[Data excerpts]
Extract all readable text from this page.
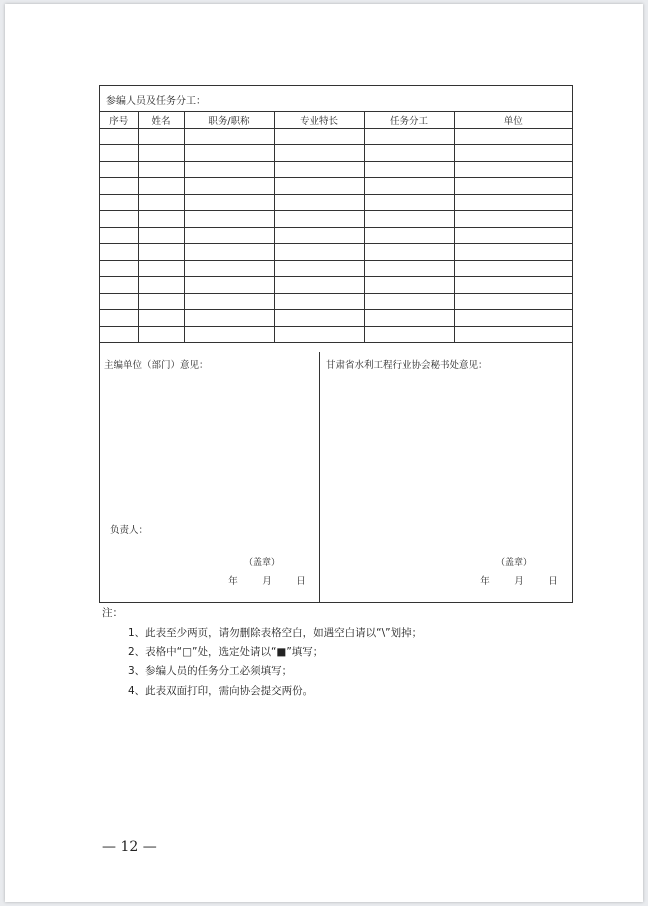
参编人员及任务分工：
序号	姓名	职务/职称	专业特长	任务分工	单位

主编单位（部门）意见：
负责人：
（盖章）
年	月	日
甘肃省水利工程行业协会秘书处意见：
（盖章）
年	月	日
注：
1、此表至少两页，请勿删除表格空白，如遇空白请以“\”划掉；
2、表格中“□”处，选定处请以“■”填写；
3、参编人员的任务分工必须填写；
4、此表双面打印，需向协会提交两份。
— 12 —
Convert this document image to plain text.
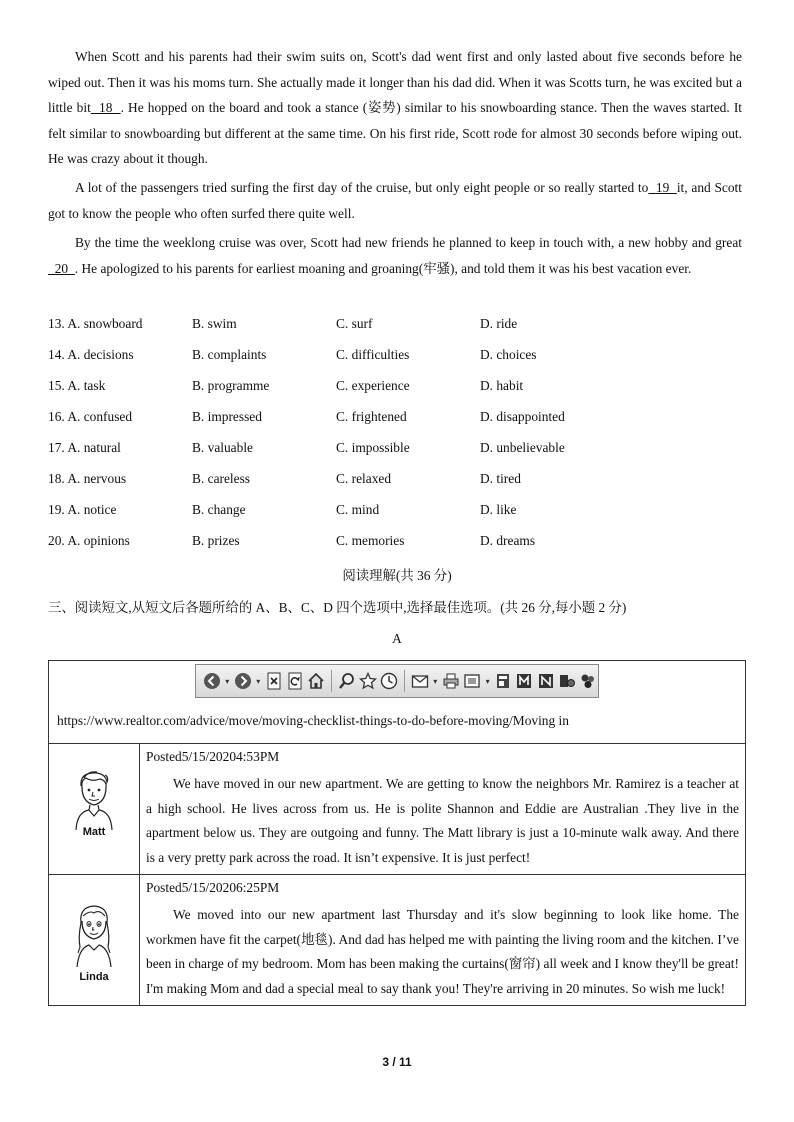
When Scott and his parents had their swim suits on, Scott's dad went first and only lasted about five seconds before he wiped out. Then it was his moms turn. She actually made it longer than his dad did. When it was Scotts turn, he was excited but a little bit  18  . He hopped on the board and took a stance (姿势) similar to his snowboarding stance. Then the waves started. It felt similar to snowboarding but different at the same time. On his first ride, Scott rode for almost 30 seconds before wiping out. He was crazy about it though.

A lot of the passengers tried surfing the first day of the cruise, but only eight people or so really started to  19  it, and Scott got to know the people who often surfed there quite well.

By the time the weeklong cruise was over, Scott had new friends he planned to keep in touch with, a new hobby and great  20  . He apologized to his parents for earliest moaning and groaning(牢骚), and told them it was his best vacation ever.

13. A. snowboard	B. swim	C. surf	D. ride
14. A. decisions	B. complaints	C. difficulties	D. choices
15. A. task	B. programme	C. experience	D. habit
16. A. confused	B. impressed	C. frightened	D. disappointed
17. A. natural	B. valuable	C. impossible	D. unbelievable
18. A. nervous	B. careless	C. relaxed	D. tired
19. A. notice	B. change	C. mind	D. like
20. A. opinions	B. prizes	C. memories	D. dreams
阅读理解(共 36 分)
三、阅读短文,从短文后各题所给的 A、B、C、D 四个选项中,选择最佳选项。(共 26 分,每小题 2 分)
A
▾ ▾ ▾ ▾
https://www.realtor.com/advice/move/moving-checklist-things-to-do-before-moving/Moving in	

Matt	Posted5/15/20204:53PM

We have moved in our new apartment. We are getting to know the neighbors Mr. Ramirez is a teacher at a high school. He lives across from us. He is polite Shannon and Eddie are Australian .They live in the apartment below us. They are outgoing and funny. The Matt library is just a 10-minute walk away. And there is a very pretty park across the road. It isn’t expensive. It is just perfect!

Linda	Posted5/15/20206:25PM

We moved into our new apartment last Thursday and it's slow beginning to look like home. The workmen have fit the carpet(地毯). And dad has helped me with painting the living room and the kitchen. I’ve been in charge of my bedroom. Mom has been making the curtains(窗帘) all week and I know they'll be great! I'm making Mom and dad a special meal to say thank you! They're arriving in 20 minutes. So wish me luck!

3 / 11
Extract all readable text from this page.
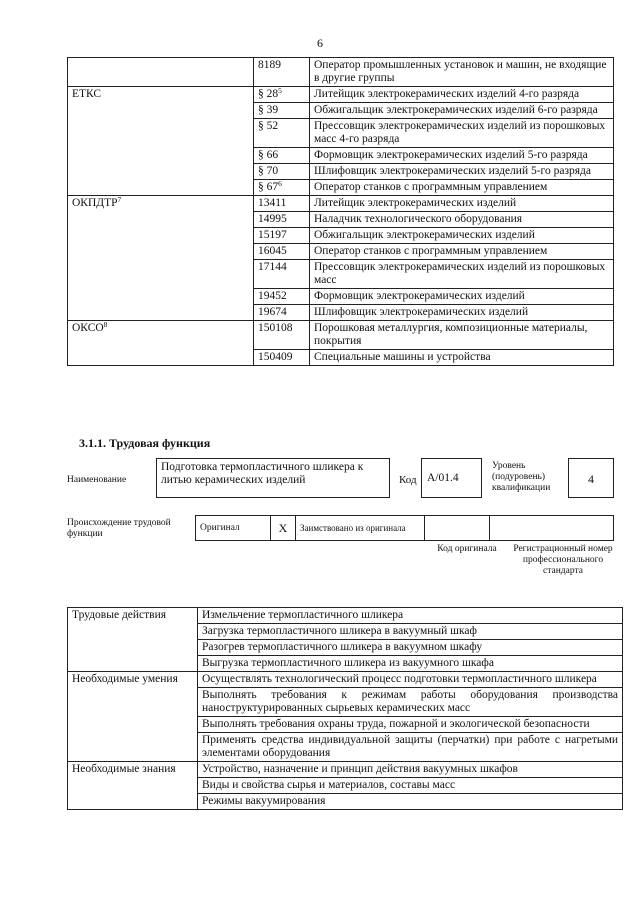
6
	8189	Оператор промышленных установок и машин, не входящие в другие группы
ЕТКС	§ $28^5$	Литейщик электрокерамических изделий 4-го разряда
	§ 39	Обжигальщик электрокерамических изделий 6-го разряда
	§ 52	Прессовщик электрокерамических изделий из порошковых масс 4-го разряда
	§ 66	Формовщик электрокерамических изделий 5-го разряда
	§ 70	Шлифовщик электрокерамических изделий 5-го разряда
	§ $67^6$	Оператор станков с программным управлением
ОКПДТР$^7$	13411	Литейщик электрокерамических изделий
	14995	Наладчик технологического оборудования
	15197	Обжигальщик электрокерамических изделий
	16045	Оператор станков с программным управлением
	17144	Прессовщик электрокерамических изделий из порошковых масс
	19452	Формовщик электрокерамических изделий
	19674	Шлифовщик электрокерамических изделий
ОКСО$^8$	150108	Порошковая металлургия, композиционные материалы, покрытия
	150409	Специальные машины и устройства
3.1.1. Трудовая функция
Наименование
Подготовка термопластичного шликера к литью керамических изделий	Код А/01.4
Уровень (подуровень) квалификации
4
Происхождение трудовой функции
Оригинал	Х	Заимствовано из оригинала		
Код оригинала	Регистрационный номер профессионального стандарта
Трудовые действия	Измельчение термопластичного шликера
	Загрузка термопластичного шликера в вакуумный шкаф
	Разогрев термопластичного шликера в вакуумном шкафу
	Выгрузка термопластичного шликера из вакуумного шкафа
Необходимые умения	Осуществлять технологический процесс подготовки термопластичного шликера
	Выполнять требования к режимам работы оборудования производства наноструктурированных сырьевых керамических масс
	Выполнять требования охраны труда, пожарной и экологической безопасности
	Применять средства индивидуальной защиты (перчатки) при работе с нагретыми элементами оборудования
Необходимые знания	Устройство, назначение и принцип действия вакуумных шкафов
	Виды и свойства сырья и материалов, составы масс
	Режимы вакуумирования
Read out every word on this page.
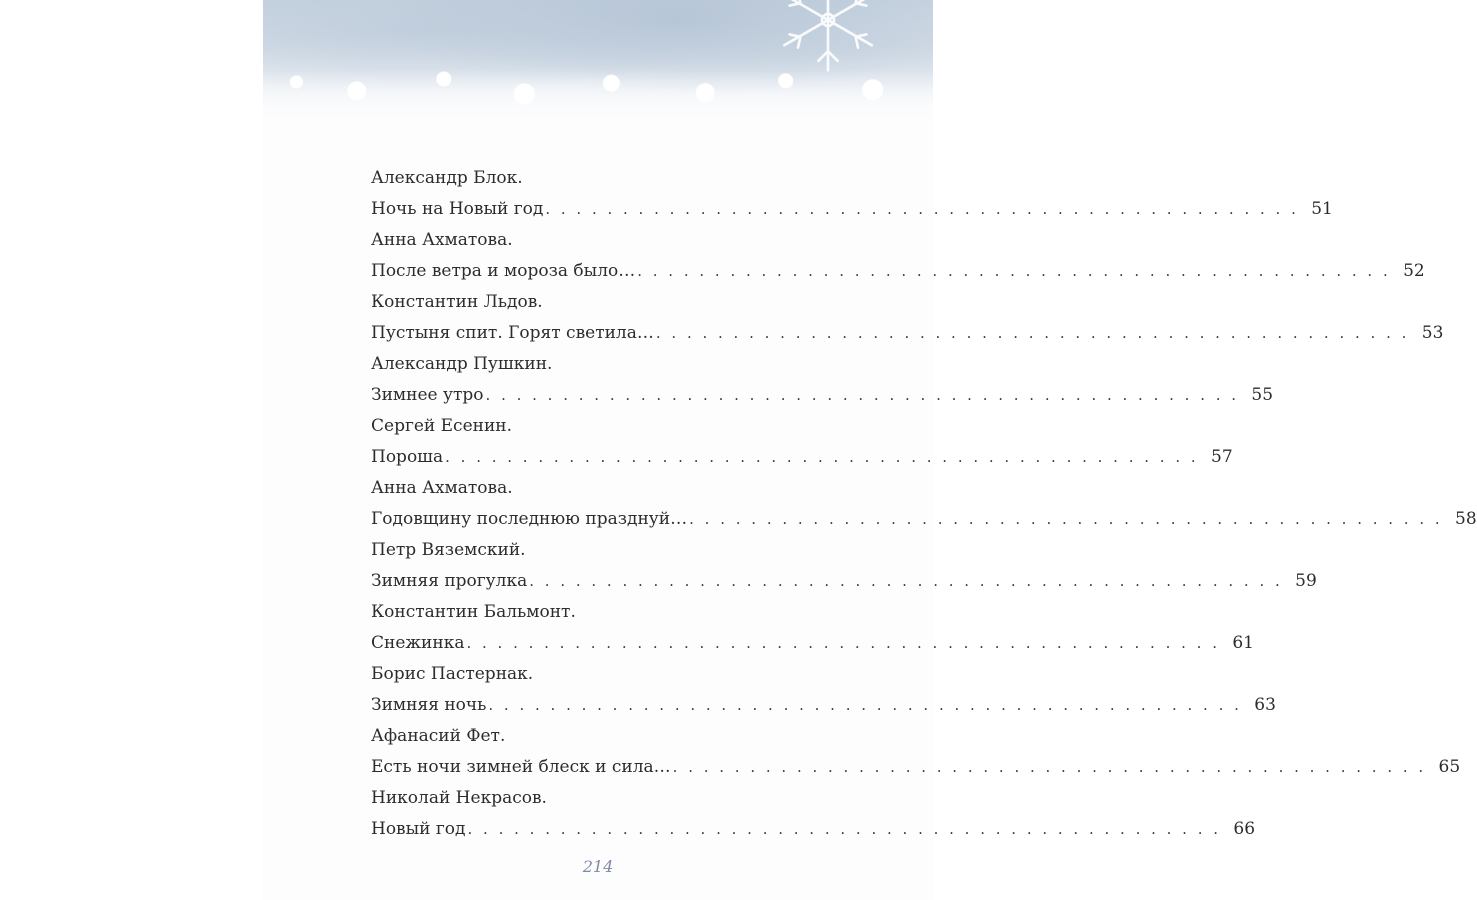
Александр Блок.
Ночь на Новый год . . . . . . . . . . . . . . . . . . . . . . . . . . . . . . . . . . . . . . . . . . . . . . . . . 51
Анна Ахматова.
После ветра и мороза было… . . . . . . . . . . . . . . . . . . . . . . . . . . . . . . . . . . . . . . . . . . . . . . . . . 52
Константин Льдов.
Пустыня спит. Горят светила… . . . . . . . . . . . . . . . . . . . . . . . . . . . . . . . . . . . . . . . . . . . . . . . . . 53
Александр Пушкин.
Зимнее утро . . . . . . . . . . . . . . . . . . . . . . . . . . . . . . . . . . . . . . . . . . . . . . . . . 55
Сергей Есенин.
Пороша . . . . . . . . . . . . . . . . . . . . . . . . . . . . . . . . . . . . . . . . . . . . . . . . . 57
Анна Ахматова.
Годовщину последнюю празднуй… . . . . . . . . . . . . . . . . . . . . . . . . . . . . . . . . . . . . . . . . . . . . . . . . . 58
Петр Вяземский.
Зимняя прогулка . . . . . . . . . . . . . . . . . . . . . . . . . . . . . . . . . . . . . . . . . . . . . . . . . 59
Константин Бальмонт.
Снежинка . . . . . . . . . . . . . . . . . . . . . . . . . . . . . . . . . . . . . . . . . . . . . . . . . 61
Борис Пастернак.
Зимняя ночь . . . . . . . . . . . . . . . . . . . . . . . . . . . . . . . . . . . . . . . . . . . . . . . . . 63
Афанасий Фет.
Есть ночи зимней блеск и сила… . . . . . . . . . . . . . . . . . . . . . . . . . . . . . . . . . . . . . . . . . . . . . . . . . 65
Николай Некрасов.
Новый год . . . . . . . . . . . . . . . . . . . . . . . . . . . . . . . . . . . . . . . . . . . . . . . . . 66
214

● **Prompt**
Reproduce all entries without any change, and omit the pictures.

● **Task output**
Extract all readable text from this page.
参编人员及任务分工：
序号	姓名	职务/职称	专业特长	任务分工	单位

主编单位（部门）意见：
负责人：
（盖章）
年	月	日
甘肃省水利工程行业协会秘书处意见：
（盖章）
年	月	日
注：
1、此表至少两页，请勿删除表格空白，如遇空白请以“\”划掉；
2、表格中“□”处，选定处请以“■”填写；
3、参编人员的任务分工必须填写；
4、此表双面打印，需向协会提交两份。
— 12 —
Convert this document image to plain text.
When Scott and his parents had their swim suits on, Scott's dad went first and only lasted about five seconds before he wiped out. Then it was his moms turn. She actually made it longer than his dad did. When it was Scotts turn, he was excited but a little bit  18  . He hopped on the board and took a stance (姿势) similar to his snowboarding stance. Then the waves started. It felt similar to snowboarding but different at the same time. On his first ride, Scott rode for almost 30 seconds before wiping out. He was crazy about it though.

A lot of the passengers tried surfing the first day of the cruise, but only eight people or so really started to  19  it, and Scott got to know the people who often surfed there quite well.

By the time the weeklong cruise was over, Scott had new friends he planned to keep in touch with, a new hobby and great  20  . He apologized to his parents for earliest moaning and groaning(牢骚), and told them it was his best vacation ever.

13. A. snowboard	B. swim	C. surf	D. ride
14. A. decisions	B. complaints	C. difficulties	D. choices
15. A. task	B. programme	C. experience	D. habit
16. A. confused	B. impressed	C. frightened	D. disappointed
17. A. natural	B. valuable	C. impossible	D. unbelievable
18. A. nervous	B. careless	C. relaxed	D. tired
19. A. notice	B. change	C. mind	D. like
20. A. opinions	B. prizes	C. memories	D. dreams
阅读理解(共 36 分)
三、阅读短文,从短文后各题所给的 A、B、C、D 四个选项中,选择最佳选项。(共 26 分,每小题 2 分)
A
▾ ▾ ▾ ▾
https://www.realtor.com/advice/move/moving-checklist-things-to-do-before-moving/Moving in	

Matt	Posted5/15/20204:53PM

We have moved in our new apartment. We are getting to know the neighbors Mr. Ramirez is a teacher at a high school. He lives across from us. He is polite Shannon and Eddie are Australian .They live in the apartment below us. They are outgoing and funny. The Matt library is just a 10-minute walk away. And there is a very pretty park across the road. It isn’t expensive. It is just perfect!

Linda	Posted5/15/20206:25PM

We moved into our new apartment last Thursday and it's slow beginning to look like home. The workmen have fit the carpet(地毯). And dad has helped me with painting the living room and the kitchen. I’ve been in charge of my bedroom. Mom has been making the curtains(窗帘) all week and I know they'll be great! I'm making Mom and dad a special meal to say thank you! They're arriving in 20 minutes. So wish me luck!

3 / 11
Extract all readable text from this page.
6
	8189	Оператор промышленных установок и машин, не входящие в другие группы
ЕТКС	§ $28^5$	Литейщик электрокерамических изделий 4-го разряда
	§ 39	Обжигальщик электрокерамических изделий 6-го разряда
	§ 52	Прессовщик электрокерамических изделий из порошковых масс 4-го разряда
	§ 66	Формовщик электрокерамических изделий 5-го разряда
	§ 70	Шлифовщик электрокерамических изделий 5-го разряда
	§ $67^6$	Оператор станков с программным управлением
ОКПДТР$^7$	13411	Литейщик электрокерамических изделий
	14995	Наладчик технологического оборудования
	15197	Обжигальщик электрокерамических изделий
	16045	Оператор станков с программным управлением
	17144	Прессовщик электрокерамических изделий из порошковых масс
	19452	Формовщик электрокерамических изделий
	19674	Шлифовщик электрокерамических изделий
ОКСО$^8$	150108	Порошковая металлургия, композиционные материалы, покрытия
	150409	Специальные машины и устройства
3.1.1. Трудовая функция
Наименование
Подготовка термопластичного шликера к литью керамических изделий	Код А/01.4
Уровень (подуровень) квалификации
4
Происхождение трудовой функции
Оригинал	Х	Заимствовано из оригинала		
Код оригинала	Регистрационный номер профессионального стандарта
Трудовые действия	Измельчение термопластичного шликера
	Загрузка термопластичного шликера в вакуумный шкаф
	Разогрев термопластичного шликера в вакуумном шкафу
	Выгрузка термопластичного шликера из вакуумного шкафа
Необходимые умения	Осуществлять технологический процесс подготовки термопластичного шликера
	Выполнять требования к режимам работы оборудования производства наноструктурированных сырьевых керамических масс
	Выполнять требования охраны труда, пожарной и экологической безопасности
	Применять средства индивидуальной защиты (перчатки) при работе с нагретыми элементами оборудования
Необходимые знания	Устройство, назначение и принцип действия вакуумных шкафов
	Виды и свойства сырья и материалов, составы масс
	Режимы вакуумирования
Read out every word on this page.
Александр Блок.
Ночь на Новый год . . . . . . . . . . . . . . . . . . . . . . . . . . . . . . . . . . . . . . . . . . . . . . . . . 51
Анна Ахматова.
После ветра и мороза было… . . . . . . . . . . . . . . . . . . . . . . . . . . . . . . . . . . . . . . . . . . . . . . . . . 52
Константин Льдов.
Пустыня спит. Горят светила… . . . . . . . . . . . . . . . . . . . . . . . . . . . . . . . . . . . . . . . . . . . . . . . . . 53
Александр Пушкин.
Зимнее утро . . . . . . . . . . . . . . . . . . . . . . . . . . . . . . . . . . . . . . . . . . . . . . . . . 55
Сергей Есенин.
Пороша . . . . . . . . . . . . . . . . . . . . . . . . . . . . . . . . . . . . . . . . . . . . . . . . . 57
Анна Ахматова.
Годовщину последнюю празднуй… . . . . . . . . . . . . . . . . . . . . . . . . . . . . . . . . . . . . . . . . . . . . . . . . . 58
Петр Вяземский.
Зимняя прогулка . . . . . . . . . . . . . . . . . . . . . . . . . . . . . . . . . . . . . . . . . . . . . . . . . 59
Константин Бальмонт.
Снежинка . . . . . . . . . . . . . . . . . . . . . . . . . . . . . . . . . . . . . . . . . . . . . . . . . 61
Борис Пастернак.
Зимняя ночь . . . . . . . . . . . . . . . . . . . . . . . . . . . . . . . . . . . . . . . . . . . . . . . . . 63
Афанасий Фет.
Есть ночи зимней блеск и сила… . . . . . . . . . . . . . . . . . . . . . . . . . . . . . . . . . . . . . . . . . . . . . . . . . 65
Николай Некрасов.
Новый год . . . . . . . . . . . . . . . . . . . . . . . . . . . . . . . . . . . . . . . . . . . . . . . . . 66
214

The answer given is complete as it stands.